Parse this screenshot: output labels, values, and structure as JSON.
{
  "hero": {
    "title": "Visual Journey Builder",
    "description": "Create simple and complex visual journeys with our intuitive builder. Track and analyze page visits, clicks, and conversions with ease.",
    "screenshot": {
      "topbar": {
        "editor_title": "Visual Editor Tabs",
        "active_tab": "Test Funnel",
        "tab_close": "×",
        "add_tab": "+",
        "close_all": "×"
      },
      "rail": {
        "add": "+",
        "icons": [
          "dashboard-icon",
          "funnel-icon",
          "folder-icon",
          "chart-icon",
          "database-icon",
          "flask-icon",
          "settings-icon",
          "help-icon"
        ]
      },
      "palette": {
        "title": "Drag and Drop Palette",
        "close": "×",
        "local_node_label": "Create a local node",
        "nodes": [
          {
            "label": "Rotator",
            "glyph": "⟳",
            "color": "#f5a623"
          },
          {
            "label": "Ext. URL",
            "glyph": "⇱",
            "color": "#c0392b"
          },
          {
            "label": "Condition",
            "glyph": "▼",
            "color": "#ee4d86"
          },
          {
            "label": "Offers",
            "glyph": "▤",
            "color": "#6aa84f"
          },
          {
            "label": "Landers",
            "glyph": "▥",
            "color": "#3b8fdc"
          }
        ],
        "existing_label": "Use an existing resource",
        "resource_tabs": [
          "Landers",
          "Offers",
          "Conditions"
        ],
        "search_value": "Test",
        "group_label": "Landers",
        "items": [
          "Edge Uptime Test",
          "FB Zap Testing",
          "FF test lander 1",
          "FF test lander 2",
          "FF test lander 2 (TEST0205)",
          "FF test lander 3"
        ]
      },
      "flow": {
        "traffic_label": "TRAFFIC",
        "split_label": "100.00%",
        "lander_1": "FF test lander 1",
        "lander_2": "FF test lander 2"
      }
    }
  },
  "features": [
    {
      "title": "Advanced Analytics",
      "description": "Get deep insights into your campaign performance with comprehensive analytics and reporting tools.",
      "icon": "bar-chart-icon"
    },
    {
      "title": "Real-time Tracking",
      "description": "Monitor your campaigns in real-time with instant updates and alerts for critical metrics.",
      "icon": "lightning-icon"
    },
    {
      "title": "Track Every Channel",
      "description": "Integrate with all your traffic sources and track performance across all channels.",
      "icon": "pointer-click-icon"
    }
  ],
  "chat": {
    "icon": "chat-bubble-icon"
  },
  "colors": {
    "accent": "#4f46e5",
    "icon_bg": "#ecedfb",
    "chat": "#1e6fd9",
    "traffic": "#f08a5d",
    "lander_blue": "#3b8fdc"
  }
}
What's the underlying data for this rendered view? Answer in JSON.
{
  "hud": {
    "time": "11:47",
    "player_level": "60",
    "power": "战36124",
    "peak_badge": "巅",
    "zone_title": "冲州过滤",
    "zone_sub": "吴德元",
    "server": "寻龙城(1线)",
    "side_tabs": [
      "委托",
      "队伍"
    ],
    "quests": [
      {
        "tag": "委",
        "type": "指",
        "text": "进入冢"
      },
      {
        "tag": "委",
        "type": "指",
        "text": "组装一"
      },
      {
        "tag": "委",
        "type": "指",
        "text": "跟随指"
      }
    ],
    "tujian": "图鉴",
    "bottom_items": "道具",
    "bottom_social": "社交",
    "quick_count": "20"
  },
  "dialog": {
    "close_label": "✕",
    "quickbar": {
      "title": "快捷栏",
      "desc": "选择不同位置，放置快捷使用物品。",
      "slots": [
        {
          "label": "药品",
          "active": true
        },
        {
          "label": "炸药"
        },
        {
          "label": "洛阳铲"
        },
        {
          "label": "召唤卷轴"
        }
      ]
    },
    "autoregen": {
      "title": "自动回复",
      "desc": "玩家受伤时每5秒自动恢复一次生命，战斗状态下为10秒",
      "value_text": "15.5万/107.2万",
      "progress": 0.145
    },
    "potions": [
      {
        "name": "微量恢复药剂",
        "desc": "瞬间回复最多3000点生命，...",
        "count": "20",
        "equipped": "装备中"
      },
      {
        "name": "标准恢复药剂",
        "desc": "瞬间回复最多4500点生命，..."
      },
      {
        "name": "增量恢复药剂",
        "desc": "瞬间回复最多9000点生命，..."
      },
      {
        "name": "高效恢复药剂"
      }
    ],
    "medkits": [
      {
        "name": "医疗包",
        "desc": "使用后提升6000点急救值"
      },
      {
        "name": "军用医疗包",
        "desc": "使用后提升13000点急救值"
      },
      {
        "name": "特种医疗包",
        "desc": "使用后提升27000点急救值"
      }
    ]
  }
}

= = =

### JOB
Copy out every line in the entries above that holds "performance".

### EXERCISE RESULT
      "description": "Get deep insights into your campaign performance with comprehensive analytics and reporting tools.",
      "description": "Integrate with all your traffic sources and track performance across all channels.",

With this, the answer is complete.